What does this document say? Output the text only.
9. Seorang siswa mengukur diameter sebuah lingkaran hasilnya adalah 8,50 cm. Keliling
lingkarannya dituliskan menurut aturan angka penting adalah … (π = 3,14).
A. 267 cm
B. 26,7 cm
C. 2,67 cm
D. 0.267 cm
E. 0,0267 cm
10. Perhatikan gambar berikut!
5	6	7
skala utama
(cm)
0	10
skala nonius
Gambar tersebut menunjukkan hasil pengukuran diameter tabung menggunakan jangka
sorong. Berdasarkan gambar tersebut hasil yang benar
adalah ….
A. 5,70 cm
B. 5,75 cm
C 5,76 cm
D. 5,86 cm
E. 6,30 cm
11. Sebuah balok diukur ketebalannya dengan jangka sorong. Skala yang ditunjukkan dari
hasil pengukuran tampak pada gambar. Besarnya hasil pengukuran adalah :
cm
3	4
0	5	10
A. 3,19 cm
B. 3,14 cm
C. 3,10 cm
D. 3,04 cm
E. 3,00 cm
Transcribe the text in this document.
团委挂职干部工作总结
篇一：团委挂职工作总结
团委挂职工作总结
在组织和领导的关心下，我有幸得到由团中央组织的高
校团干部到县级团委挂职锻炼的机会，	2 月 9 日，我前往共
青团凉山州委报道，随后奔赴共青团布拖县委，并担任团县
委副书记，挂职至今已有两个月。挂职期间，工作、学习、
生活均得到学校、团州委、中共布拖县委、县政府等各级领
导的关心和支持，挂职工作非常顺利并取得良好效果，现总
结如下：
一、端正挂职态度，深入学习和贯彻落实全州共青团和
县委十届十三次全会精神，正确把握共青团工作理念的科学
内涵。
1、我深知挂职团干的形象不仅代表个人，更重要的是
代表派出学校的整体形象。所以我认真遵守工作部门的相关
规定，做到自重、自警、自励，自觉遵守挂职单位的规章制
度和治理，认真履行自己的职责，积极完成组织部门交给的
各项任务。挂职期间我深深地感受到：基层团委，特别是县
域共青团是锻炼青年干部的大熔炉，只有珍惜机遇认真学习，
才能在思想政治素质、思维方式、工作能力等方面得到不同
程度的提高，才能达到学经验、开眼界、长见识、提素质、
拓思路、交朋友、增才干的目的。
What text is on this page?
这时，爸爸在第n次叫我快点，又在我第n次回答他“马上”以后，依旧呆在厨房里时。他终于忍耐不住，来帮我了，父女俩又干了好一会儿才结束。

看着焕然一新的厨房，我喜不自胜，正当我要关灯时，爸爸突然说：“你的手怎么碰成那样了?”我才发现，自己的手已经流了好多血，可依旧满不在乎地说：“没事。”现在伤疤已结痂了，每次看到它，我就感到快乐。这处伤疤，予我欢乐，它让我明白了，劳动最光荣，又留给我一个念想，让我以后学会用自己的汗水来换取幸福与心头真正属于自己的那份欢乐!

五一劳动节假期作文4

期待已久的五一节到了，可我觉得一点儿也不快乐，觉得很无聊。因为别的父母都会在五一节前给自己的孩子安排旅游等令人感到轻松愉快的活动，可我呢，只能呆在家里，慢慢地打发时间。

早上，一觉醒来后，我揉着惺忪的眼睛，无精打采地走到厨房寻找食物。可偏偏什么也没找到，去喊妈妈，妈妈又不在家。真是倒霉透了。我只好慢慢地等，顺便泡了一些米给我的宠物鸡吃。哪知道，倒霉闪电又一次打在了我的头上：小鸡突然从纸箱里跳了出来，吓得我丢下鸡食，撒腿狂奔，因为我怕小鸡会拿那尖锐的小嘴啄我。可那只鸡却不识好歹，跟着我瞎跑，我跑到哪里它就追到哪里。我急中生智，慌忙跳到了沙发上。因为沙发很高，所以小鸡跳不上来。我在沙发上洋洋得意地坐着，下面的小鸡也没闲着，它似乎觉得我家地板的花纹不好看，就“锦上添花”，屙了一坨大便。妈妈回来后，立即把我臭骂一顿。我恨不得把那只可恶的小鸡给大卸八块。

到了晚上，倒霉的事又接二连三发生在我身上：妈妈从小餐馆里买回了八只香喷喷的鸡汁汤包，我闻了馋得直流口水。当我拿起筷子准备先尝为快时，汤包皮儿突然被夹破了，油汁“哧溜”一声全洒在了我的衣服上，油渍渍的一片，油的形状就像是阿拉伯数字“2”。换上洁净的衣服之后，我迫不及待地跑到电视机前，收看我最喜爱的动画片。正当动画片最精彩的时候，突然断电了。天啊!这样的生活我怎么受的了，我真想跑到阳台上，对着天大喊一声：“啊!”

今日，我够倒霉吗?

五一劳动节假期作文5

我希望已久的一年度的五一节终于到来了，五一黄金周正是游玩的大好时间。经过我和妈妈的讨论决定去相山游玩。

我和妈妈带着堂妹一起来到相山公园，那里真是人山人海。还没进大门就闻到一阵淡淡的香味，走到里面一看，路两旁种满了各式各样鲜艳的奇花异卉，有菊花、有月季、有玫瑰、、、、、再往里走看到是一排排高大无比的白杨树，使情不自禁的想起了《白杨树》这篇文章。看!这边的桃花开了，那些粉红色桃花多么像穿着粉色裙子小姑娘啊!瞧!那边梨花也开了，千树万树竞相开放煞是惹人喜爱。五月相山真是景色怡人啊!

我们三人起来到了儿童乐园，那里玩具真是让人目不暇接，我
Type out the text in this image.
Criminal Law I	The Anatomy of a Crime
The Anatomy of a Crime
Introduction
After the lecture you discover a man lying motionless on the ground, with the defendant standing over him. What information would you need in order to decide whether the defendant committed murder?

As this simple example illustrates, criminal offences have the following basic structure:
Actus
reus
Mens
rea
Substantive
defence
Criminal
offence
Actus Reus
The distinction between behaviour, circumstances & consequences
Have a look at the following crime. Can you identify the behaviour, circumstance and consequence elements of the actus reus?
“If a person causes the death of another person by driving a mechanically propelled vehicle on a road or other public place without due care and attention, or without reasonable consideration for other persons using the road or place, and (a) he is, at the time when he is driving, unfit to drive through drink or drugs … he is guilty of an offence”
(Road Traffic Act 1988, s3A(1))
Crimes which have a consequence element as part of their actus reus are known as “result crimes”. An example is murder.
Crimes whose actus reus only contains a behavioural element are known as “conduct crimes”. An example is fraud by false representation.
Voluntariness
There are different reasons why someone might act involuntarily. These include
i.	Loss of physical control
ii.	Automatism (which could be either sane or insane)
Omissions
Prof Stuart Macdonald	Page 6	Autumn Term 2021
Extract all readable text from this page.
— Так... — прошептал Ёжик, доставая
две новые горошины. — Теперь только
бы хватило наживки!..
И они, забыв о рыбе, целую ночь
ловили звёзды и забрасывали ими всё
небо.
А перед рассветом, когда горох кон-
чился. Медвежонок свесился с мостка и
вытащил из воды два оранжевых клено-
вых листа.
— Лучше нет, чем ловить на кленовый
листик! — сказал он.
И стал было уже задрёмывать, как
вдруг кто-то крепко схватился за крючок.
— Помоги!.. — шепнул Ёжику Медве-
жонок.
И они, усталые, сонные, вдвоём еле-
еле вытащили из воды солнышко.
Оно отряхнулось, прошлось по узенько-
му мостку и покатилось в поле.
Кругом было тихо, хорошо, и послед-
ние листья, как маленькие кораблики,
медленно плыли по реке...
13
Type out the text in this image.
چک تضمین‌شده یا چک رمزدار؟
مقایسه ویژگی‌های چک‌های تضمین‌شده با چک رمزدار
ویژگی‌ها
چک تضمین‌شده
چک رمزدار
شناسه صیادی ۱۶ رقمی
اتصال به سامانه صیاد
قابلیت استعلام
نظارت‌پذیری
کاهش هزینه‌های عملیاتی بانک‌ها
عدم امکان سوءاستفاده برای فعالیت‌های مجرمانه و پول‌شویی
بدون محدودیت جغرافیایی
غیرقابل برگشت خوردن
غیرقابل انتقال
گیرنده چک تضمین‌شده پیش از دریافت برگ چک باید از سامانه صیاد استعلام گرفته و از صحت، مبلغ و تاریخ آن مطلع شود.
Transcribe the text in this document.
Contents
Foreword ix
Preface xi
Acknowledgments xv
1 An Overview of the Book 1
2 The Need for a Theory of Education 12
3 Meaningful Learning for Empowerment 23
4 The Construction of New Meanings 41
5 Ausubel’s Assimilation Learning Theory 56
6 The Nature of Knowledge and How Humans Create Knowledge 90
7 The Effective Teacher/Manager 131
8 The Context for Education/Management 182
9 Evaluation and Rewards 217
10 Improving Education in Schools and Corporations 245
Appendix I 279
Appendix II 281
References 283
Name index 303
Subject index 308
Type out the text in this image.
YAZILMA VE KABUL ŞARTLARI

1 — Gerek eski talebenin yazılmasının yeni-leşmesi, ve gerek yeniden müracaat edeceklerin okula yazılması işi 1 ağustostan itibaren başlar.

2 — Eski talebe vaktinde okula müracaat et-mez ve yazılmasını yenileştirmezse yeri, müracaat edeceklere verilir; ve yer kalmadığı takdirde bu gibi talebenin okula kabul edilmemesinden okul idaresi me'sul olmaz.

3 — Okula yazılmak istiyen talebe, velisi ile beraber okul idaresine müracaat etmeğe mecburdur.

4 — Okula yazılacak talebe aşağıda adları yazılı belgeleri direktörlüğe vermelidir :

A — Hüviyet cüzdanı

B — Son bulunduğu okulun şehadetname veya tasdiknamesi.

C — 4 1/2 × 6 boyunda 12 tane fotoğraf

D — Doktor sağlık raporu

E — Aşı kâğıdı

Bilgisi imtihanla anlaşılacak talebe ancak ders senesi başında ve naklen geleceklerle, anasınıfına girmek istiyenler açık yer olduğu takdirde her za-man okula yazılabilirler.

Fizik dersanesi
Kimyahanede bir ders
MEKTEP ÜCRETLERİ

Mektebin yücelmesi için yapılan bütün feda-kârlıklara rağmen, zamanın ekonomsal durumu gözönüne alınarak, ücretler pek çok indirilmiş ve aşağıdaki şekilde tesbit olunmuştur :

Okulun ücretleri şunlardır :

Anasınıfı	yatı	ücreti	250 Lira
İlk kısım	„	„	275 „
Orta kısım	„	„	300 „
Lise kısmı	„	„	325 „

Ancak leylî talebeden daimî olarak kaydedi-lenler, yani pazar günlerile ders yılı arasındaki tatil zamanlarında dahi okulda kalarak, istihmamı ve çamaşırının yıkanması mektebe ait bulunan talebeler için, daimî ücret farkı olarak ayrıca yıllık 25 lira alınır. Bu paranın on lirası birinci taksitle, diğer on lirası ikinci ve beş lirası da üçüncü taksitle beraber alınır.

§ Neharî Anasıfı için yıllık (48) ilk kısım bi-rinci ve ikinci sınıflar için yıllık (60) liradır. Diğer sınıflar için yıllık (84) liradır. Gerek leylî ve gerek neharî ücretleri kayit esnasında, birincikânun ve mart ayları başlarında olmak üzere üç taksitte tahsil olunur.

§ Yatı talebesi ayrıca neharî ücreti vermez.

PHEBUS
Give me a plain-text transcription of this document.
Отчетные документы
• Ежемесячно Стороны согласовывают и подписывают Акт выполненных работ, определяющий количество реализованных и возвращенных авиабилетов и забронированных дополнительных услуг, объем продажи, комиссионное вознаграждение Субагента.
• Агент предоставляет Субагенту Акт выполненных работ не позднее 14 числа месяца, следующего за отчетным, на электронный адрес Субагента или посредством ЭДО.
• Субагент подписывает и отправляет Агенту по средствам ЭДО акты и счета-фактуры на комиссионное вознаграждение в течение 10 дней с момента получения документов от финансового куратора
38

━━━━━━━━━━━━━━━━

◆ Aim of the exercise
All lines that include "комиссионное" are to be gathered and copied.

◆ Solved exercise
• Ежемесячно Стороны согласовывают и подписывают Акт выполненных работ, определяющий количество реализованных и возвращенных авиабилетов и забронированных дополнительных услуг, объем продажи, комиссионное вознаграждение Субагента.
• Субагент подписывает и отправляет Агенту по средствам ЭДО акты и счета-фактуры на комиссионное вознаграждение в течение 10 дней с момента получения документов от финансового куратора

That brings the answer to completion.